• [DATASET]:

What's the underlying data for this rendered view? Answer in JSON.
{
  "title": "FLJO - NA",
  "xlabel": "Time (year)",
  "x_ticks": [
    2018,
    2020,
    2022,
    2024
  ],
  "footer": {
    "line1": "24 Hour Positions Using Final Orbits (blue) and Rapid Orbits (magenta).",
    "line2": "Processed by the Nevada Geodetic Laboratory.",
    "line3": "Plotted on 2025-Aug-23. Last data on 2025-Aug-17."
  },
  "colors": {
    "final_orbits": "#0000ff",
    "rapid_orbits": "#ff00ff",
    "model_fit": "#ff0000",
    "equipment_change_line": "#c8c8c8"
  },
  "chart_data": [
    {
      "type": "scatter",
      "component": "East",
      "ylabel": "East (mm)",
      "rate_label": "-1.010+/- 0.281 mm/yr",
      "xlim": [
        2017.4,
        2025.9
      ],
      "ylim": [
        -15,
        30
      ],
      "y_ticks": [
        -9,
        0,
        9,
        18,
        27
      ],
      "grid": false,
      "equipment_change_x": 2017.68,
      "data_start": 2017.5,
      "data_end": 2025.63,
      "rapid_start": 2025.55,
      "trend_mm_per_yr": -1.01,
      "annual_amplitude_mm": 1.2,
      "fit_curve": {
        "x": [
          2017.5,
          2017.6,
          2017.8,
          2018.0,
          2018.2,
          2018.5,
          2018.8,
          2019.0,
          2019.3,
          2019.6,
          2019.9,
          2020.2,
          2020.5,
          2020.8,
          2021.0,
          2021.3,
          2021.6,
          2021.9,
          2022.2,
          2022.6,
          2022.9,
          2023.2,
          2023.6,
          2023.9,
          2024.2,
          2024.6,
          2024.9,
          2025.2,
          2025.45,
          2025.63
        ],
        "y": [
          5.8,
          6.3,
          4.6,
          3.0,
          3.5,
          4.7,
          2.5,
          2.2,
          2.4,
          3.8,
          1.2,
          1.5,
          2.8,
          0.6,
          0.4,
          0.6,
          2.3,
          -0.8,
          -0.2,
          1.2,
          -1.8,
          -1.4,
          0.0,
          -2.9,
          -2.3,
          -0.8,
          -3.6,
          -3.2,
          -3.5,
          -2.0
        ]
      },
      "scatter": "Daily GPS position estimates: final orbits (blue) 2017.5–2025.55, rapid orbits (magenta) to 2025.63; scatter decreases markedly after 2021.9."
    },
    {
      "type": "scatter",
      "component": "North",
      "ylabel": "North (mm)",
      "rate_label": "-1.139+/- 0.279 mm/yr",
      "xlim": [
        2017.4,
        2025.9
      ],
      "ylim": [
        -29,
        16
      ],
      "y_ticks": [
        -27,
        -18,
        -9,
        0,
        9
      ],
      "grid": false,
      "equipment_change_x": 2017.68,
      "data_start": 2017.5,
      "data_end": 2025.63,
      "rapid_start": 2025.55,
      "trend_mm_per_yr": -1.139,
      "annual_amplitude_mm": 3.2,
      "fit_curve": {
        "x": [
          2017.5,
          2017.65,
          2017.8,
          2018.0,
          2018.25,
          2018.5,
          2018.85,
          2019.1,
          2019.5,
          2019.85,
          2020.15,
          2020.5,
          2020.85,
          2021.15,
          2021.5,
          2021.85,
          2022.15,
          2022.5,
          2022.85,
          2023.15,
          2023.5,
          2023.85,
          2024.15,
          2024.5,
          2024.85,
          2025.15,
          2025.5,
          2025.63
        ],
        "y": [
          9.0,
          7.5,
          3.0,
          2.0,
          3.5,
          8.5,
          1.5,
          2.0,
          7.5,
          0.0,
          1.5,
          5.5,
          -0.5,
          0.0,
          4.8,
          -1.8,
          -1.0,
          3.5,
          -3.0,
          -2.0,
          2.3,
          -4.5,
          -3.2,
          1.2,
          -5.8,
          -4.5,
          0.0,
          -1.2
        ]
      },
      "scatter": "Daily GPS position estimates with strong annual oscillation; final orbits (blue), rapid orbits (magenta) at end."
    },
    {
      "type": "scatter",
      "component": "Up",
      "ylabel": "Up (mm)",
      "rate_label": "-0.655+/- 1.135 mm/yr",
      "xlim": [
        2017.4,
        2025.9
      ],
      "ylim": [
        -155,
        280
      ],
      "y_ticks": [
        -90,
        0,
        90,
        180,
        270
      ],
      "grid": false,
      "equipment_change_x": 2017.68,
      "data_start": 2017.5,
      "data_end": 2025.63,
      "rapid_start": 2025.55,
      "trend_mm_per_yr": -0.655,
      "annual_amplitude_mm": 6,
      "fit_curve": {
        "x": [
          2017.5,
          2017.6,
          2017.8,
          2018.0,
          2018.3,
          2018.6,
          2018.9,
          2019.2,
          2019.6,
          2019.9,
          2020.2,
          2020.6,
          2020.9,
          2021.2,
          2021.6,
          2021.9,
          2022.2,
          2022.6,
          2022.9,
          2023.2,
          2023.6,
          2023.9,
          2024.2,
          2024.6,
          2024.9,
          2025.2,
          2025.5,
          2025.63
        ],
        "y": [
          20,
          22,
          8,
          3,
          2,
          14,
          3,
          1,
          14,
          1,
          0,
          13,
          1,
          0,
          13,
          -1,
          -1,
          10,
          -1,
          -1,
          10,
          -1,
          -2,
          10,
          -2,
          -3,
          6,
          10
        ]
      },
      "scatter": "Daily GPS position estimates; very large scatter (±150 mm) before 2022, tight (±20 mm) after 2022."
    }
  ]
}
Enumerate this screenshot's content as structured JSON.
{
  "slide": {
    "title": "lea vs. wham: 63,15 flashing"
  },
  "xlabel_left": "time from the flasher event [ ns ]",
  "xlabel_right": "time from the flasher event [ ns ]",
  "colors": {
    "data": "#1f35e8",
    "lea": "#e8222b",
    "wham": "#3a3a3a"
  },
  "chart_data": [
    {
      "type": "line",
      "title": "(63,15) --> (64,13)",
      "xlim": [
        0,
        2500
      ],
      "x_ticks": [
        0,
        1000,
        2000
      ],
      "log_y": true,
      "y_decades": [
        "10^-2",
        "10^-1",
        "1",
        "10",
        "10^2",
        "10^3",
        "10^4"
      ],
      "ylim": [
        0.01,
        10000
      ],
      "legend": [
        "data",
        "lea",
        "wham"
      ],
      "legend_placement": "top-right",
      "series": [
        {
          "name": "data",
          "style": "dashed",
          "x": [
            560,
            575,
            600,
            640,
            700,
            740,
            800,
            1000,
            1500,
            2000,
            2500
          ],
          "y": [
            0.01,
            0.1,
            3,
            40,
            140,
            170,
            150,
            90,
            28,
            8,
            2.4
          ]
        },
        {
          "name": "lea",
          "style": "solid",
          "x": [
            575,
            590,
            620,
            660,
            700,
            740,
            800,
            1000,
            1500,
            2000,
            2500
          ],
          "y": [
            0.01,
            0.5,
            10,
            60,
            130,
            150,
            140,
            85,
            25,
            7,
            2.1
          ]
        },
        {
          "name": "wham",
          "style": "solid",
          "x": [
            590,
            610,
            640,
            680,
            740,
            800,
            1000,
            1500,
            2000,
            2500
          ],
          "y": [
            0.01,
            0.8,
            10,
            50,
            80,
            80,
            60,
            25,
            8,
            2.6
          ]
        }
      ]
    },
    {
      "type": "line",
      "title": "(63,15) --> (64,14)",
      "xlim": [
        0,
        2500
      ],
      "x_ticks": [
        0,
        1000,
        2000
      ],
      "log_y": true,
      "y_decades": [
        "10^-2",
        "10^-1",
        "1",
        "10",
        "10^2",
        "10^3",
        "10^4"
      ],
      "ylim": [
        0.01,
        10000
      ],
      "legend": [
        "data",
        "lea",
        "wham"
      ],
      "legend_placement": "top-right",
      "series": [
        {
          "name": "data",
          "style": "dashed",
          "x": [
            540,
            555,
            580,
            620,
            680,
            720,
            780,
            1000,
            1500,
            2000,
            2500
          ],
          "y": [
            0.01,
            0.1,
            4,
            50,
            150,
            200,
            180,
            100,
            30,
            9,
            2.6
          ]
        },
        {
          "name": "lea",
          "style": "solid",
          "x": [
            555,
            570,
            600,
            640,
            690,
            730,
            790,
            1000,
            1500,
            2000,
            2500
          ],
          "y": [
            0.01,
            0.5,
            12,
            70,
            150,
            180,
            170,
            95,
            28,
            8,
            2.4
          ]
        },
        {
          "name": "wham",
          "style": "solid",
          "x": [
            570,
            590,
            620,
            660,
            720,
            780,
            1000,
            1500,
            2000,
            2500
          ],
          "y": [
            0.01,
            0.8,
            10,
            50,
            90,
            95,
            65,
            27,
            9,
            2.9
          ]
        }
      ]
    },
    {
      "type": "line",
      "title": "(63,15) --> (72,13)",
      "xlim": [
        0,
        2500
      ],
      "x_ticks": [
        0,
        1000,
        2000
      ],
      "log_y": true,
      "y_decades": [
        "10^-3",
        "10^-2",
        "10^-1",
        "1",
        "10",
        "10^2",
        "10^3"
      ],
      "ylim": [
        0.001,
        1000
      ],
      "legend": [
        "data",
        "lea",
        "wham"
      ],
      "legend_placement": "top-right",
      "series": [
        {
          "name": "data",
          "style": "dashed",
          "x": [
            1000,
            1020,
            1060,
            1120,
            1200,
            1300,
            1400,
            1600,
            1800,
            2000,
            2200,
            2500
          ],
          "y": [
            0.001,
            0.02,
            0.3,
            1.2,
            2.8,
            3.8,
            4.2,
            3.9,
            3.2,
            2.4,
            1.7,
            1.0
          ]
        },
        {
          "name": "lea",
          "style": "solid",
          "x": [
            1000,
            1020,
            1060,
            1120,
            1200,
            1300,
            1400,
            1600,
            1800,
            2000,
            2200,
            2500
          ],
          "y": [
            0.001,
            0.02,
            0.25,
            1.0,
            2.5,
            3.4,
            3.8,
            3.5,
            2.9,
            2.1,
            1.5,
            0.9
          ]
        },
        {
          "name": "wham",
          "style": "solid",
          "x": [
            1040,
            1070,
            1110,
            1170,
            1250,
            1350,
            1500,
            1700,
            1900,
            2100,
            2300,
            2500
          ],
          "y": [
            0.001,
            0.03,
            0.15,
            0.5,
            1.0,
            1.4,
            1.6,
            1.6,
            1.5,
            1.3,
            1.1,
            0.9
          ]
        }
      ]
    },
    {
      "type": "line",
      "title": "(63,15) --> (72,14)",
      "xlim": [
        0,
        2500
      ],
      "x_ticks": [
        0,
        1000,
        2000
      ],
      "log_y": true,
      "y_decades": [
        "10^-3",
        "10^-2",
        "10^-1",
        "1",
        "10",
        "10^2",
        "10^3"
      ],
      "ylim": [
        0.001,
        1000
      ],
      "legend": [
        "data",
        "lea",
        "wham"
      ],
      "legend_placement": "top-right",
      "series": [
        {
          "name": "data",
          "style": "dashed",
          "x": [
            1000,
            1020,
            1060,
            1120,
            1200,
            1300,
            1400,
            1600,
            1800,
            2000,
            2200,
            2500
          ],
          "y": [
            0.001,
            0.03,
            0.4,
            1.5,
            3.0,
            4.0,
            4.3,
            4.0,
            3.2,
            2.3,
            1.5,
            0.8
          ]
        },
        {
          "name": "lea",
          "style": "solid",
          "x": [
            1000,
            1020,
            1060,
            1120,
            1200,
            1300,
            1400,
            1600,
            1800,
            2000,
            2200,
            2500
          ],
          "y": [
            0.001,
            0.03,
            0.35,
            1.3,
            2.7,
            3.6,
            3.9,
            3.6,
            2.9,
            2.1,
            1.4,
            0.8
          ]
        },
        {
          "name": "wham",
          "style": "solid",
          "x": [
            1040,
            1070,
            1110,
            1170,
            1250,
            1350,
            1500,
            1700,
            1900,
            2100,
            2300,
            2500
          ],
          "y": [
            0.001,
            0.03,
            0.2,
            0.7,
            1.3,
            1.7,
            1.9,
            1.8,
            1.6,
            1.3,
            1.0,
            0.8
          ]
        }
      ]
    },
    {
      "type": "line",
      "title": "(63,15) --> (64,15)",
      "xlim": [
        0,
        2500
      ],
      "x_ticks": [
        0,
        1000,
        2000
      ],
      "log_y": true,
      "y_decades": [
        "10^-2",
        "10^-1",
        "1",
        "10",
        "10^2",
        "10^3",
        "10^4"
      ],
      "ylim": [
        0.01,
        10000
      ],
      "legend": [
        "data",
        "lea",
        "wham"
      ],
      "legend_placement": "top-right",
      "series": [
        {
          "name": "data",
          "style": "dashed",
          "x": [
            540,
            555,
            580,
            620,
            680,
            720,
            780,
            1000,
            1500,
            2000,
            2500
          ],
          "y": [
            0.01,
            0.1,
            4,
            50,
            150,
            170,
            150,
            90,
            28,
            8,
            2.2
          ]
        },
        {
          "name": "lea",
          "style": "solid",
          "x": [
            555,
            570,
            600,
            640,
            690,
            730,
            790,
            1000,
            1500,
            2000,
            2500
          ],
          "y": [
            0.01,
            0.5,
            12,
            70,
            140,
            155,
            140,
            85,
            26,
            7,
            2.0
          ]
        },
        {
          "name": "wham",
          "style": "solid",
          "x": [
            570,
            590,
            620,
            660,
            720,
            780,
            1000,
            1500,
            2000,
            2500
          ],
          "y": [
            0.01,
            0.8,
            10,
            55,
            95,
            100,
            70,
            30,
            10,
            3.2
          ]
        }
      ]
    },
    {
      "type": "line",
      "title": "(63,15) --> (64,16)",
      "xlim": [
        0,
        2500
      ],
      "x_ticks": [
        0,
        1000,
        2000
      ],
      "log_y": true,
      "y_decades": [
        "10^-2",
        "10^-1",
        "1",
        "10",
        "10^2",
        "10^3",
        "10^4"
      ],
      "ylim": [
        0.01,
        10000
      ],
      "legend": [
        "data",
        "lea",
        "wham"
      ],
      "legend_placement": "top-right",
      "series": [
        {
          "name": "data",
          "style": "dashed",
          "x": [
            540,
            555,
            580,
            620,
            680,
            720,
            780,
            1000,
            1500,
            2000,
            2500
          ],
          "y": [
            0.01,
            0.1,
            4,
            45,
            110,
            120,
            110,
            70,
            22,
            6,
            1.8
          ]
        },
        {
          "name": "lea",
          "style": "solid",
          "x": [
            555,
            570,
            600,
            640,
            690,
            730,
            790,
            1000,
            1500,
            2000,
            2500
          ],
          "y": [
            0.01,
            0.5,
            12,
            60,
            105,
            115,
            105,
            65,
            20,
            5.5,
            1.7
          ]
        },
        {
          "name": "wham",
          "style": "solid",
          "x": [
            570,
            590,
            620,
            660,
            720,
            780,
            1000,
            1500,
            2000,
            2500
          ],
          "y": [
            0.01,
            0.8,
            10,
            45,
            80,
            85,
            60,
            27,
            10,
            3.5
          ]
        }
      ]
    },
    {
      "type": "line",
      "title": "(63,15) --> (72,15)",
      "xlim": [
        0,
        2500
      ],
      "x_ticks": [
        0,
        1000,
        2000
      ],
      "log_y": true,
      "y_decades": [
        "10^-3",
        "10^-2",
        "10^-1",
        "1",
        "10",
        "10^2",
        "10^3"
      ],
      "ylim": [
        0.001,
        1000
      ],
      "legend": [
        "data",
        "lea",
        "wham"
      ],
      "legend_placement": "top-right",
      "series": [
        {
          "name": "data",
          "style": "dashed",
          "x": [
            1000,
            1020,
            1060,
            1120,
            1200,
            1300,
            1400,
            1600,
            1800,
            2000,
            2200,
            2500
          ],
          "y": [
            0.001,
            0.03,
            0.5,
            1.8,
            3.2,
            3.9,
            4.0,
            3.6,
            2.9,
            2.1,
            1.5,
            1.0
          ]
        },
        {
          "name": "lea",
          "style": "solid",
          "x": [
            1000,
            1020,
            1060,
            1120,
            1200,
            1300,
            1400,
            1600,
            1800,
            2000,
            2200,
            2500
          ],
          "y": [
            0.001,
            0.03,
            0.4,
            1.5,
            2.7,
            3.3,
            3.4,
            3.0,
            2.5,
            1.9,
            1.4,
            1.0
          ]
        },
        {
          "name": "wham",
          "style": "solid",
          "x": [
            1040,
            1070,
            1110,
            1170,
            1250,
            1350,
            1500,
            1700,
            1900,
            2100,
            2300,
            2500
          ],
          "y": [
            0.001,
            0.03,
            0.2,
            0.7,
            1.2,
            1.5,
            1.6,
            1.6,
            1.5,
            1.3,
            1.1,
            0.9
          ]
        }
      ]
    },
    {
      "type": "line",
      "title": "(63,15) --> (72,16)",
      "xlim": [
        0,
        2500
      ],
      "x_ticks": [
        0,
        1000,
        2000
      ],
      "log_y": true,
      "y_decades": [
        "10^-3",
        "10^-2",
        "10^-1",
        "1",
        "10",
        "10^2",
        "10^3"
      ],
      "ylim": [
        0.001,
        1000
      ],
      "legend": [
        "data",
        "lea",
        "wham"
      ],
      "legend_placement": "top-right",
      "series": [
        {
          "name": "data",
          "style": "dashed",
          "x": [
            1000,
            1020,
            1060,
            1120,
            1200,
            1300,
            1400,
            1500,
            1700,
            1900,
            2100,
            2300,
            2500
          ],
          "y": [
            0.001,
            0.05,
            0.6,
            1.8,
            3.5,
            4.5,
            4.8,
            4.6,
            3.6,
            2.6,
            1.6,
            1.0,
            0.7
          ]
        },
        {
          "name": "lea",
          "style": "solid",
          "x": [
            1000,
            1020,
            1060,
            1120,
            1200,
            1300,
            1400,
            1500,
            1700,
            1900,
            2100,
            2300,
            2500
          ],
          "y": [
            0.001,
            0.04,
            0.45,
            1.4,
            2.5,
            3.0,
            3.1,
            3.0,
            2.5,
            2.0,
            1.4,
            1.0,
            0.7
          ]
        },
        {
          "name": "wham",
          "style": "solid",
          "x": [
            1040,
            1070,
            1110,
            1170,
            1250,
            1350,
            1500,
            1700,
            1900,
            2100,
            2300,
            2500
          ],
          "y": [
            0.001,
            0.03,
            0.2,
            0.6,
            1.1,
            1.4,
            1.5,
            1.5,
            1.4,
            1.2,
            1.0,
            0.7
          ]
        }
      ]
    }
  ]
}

• [AIM]:
Show the lines of the data that hold the word "this".

• [COMPLETE OUTPUT]:
What's the underlying data for this rendered view? Answer in JSON.
Enumerate this screenshot's content as structured JSON.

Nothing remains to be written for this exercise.